- **EXCERPTED DATA**:
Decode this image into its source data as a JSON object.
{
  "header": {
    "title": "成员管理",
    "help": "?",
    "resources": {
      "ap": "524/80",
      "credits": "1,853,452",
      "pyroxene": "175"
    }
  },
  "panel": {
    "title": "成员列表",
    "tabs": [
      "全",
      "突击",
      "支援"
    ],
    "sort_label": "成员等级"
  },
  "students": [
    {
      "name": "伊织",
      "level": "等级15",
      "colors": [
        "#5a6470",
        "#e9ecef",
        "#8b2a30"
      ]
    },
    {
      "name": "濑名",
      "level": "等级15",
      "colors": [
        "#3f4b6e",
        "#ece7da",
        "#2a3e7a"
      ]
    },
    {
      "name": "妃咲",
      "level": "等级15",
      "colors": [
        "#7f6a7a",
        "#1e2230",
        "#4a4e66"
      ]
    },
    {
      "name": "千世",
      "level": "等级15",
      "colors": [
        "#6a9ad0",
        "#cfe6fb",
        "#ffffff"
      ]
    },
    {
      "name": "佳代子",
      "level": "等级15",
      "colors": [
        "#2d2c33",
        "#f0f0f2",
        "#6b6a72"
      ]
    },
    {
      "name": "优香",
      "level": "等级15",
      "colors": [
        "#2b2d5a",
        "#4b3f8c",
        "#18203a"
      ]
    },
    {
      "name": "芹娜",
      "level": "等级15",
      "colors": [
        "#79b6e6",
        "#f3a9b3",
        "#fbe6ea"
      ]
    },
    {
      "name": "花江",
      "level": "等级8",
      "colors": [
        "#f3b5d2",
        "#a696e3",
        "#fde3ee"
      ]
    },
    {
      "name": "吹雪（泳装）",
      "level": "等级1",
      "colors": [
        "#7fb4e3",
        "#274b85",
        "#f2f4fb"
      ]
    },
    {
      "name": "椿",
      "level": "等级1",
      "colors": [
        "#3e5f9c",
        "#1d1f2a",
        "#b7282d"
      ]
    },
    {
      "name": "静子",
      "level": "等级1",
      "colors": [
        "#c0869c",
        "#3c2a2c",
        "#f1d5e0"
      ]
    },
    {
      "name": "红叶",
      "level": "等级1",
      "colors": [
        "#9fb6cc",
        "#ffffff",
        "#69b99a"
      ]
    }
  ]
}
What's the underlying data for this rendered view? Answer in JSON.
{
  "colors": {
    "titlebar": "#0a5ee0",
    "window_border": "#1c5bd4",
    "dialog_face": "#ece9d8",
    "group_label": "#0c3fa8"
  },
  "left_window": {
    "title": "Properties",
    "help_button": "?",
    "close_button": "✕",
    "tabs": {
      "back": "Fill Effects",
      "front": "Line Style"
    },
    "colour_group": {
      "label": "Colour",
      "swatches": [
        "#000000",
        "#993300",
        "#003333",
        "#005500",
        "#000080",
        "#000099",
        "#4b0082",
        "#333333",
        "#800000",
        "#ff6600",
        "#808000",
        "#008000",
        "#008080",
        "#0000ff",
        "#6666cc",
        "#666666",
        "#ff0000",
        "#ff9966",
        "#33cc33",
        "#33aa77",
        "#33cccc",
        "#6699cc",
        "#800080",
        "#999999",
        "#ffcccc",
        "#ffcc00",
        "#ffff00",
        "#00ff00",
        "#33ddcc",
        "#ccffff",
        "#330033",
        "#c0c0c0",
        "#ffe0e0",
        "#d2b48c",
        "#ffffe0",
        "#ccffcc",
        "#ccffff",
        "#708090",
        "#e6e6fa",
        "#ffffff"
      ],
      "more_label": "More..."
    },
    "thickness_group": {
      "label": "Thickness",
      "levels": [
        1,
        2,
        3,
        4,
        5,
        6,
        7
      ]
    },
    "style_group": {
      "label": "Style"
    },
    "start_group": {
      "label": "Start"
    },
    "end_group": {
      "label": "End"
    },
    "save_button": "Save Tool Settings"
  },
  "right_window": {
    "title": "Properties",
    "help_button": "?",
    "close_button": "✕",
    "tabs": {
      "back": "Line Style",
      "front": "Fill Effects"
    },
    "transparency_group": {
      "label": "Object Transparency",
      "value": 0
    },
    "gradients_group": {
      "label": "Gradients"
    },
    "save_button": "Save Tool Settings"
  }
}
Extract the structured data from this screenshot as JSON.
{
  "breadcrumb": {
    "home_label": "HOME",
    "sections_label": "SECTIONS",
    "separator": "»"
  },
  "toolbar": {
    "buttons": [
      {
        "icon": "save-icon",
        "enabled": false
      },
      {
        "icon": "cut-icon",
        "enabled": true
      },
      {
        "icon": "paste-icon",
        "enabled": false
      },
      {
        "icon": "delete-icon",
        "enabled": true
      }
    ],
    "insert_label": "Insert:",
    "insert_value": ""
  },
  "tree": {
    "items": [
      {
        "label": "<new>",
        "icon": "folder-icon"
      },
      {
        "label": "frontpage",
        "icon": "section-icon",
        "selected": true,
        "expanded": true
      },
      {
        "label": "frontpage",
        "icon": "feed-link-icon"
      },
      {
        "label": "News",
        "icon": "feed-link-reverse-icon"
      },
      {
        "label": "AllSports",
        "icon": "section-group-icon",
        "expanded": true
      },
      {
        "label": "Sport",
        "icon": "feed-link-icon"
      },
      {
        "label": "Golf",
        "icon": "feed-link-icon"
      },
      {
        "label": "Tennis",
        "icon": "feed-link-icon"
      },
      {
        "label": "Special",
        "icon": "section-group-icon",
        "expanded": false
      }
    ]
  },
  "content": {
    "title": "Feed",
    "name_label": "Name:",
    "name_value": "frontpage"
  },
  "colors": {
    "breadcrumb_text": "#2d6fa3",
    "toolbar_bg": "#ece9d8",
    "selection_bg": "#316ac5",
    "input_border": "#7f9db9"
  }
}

- **SHORT TASK**:
Reproduce the listing in full. Keep it exactly as written.

- **EXERCISE RESPONSE**:
Decode this image into its source data as a JSON object.
{
  "header": {
    "title": "成员管理",
    "help": "?",
    "resources": {
      "ap": "524/80",
      "credits": "1,853,452",
      "pyroxene": "175"
    }
  },
  "panel": {
    "title": "成员列表",
    "tabs": [
      "全",
      "突击",
      "支援"
    ],
    "sort_label": "成员等级"
  },
  "students": [
    {
      "name": "伊织",
      "level": "等级15",
      "colors": [
        "#5a6470",
        "#e9ecef",
        "#8b2a30"
      ]
    },
    {
      "name": "濑名",
      "level": "等级15",
      "colors": [
        "#3f4b6e",
        "#ece7da",
        "#2a3e7a"
      ]
    },
    {
      "name": "妃咲",
      "level": "等级15",
      "colors": [
        "#7f6a7a",
        "#1e2230",
        "#4a4e66"
      ]
    },
    {
      "name": "千世",
      "level": "等级15",
      "colors": [
        "#6a9ad0",
        "#cfe6fb",
        "#ffffff"
      ]
    },
    {
      "name": "佳代子",
      "level": "等级15",
      "colors": [
        "#2d2c33",
        "#f0f0f2",
        "#6b6a72"
      ]
    },
    {
      "name": "优香",
      "level": "等级15",
      "colors": [
        "#2b2d5a",
        "#4b3f8c",
        "#18203a"
      ]
    },
    {
      "name": "芹娜",
      "level": "等级15",
      "colors": [
        "#79b6e6",
        "#f3a9b3",
        "#fbe6ea"
      ]
    },
    {
      "name": "花江",
      "level": "等级8",
      "colors": [
        "#f3b5d2",
        "#a696e3",
        "#fde3ee"
      ]
    },
    {
      "name": "吹雪（泳装）",
      "level": "等级1",
      "colors": [
        "#7fb4e3",
        "#274b85",
        "#f2f4fb"
      ]
    },
    {
      "name": "椿",
      "level": "等级1",
      "colors": [
        "#3e5f9c",
        "#1d1f2a",
        "#b7282d"
      ]
    },
    {
      "name": "静子",
      "level": "等级1",
      "colors": [
        "#c0869c",
        "#3c2a2c",
        "#f1d5e0"
      ]
    },
    {
      "name": "红叶",
      "level": "等级1",
      "colors": [
        "#9fb6cc",
        "#ffffff",
        "#69b99a"
      ]
    }
  ]
}
What's the underlying data for this rendered view? Answer in JSON.
{
  "colors": {
    "titlebar": "#0a5ee0",
    "window_border": "#1c5bd4",
    "dialog_face": "#ece9d8",
    "group_label": "#0c3fa8"
  },
  "left_window": {
    "title": "Properties",
    "help_button": "?",
    "close_button": "✕",
    "tabs": {
      "back": "Fill Effects",
      "front": "Line Style"
    },
    "colour_group": {
      "label": "Colour",
      "swatches": [
        "#000000",
        "#993300",
        "#003333",
        "#005500",
        "#000080",
        "#000099",
        "#4b0082",
        "#333333",
        "#800000",
        "#ff6600",
        "#808000",
        "#008000",
        "#008080",
        "#0000ff",
        "#6666cc",
        "#666666",
        "#ff0000",
        "#ff9966",
        "#33cc33",
        "#33aa77",
        "#33cccc",
        "#6699cc",
        "#800080",
        "#999999",
        "#ffcccc",
        "#ffcc00",
        "#ffff00",
        "#00ff00",
        "#33ddcc",
        "#ccffff",
        "#330033",
        "#c0c0c0",
        "#ffe0e0",
        "#d2b48c",
        "#ffffe0",
        "#ccffcc",
        "#ccffff",
        "#708090",
        "#e6e6fa",
        "#ffffff"
      ],
      "more_label": "More..."
    },
    "thickness_group": {
      "label": "Thickness",
      "levels": [
        1,
        2,
        3,
        4,
        5,
        6,
        7
      ]
    },
    "style_group": {
      "label": "Style"
    },
    "start_group": {
      "label": "Start"
    },
    "end_group": {
      "label": "End"
    },
    "save_button": "Save Tool Settings"
  },
  "right_window": {
    "title": "Properties",
    "help_button": "?",
    "close_button": "✕",
    "tabs": {
      "back": "Line Style",
      "front": "Fill Effects"
    },
    "transparency_group": {
      "label": "Object Transparency",
      "value": 0
    },
    "gradients_group": {
      "label": "Gradients"
    },
    "save_button": "Save Tool Settings"
  }
}
Extract the structured data from this screenshot as JSON.
{
  "breadcrumb": {
    "home_label": "HOME",
    "sections_label": "SECTIONS",
    "separator": "»"
  },
  "toolbar": {
    "buttons": [
      {
        "icon": "save-icon",
        "enabled": false
      },
      {
        "icon": "cut-icon",
        "enabled": true
      },
      {
        "icon": "paste-icon",
        "enabled": false
      },
      {
        "icon": "delete-icon",
        "enabled": true
      }
    ],
    "insert_label": "Insert:",
    "insert_value": ""
  },
  "tree": {
    "items": [
      {
        "label": "<new>",
        "icon": "folder-icon"
      },
      {
        "label": "frontpage",
        "icon": "section-icon",
        "selected": true,
        "expanded": true
      },
      {
        "label": "frontpage",
        "icon": "feed-link-icon"
      },
      {
        "label": "News",
        "icon": "feed-link-reverse-icon"
      },
      {
        "label": "AllSports",
        "icon": "section-group-icon",
        "expanded": true
      },
      {
        "label": "Sport",
        "icon": "feed-link-icon"
      },
      {
        "label": "Golf",
        "icon": "feed-link-icon"
      },
      {
        "label": "Tennis",
        "icon": "feed-link-icon"
      },
      {
        "label": "Special",
        "icon": "section-group-icon",
        "expanded": false
      }
    ]
  },
  "content": {
    "title": "Feed",
    "name_label": "Name:",
    "name_value": "frontpage"
  },
  "colors": {
    "breadcrumb_text": "#2d6fa3",
    "toolbar_bg": "#ece9d8",
    "selection_bg": "#316ac5",
    "input_border": "#7f9db9"
  }
}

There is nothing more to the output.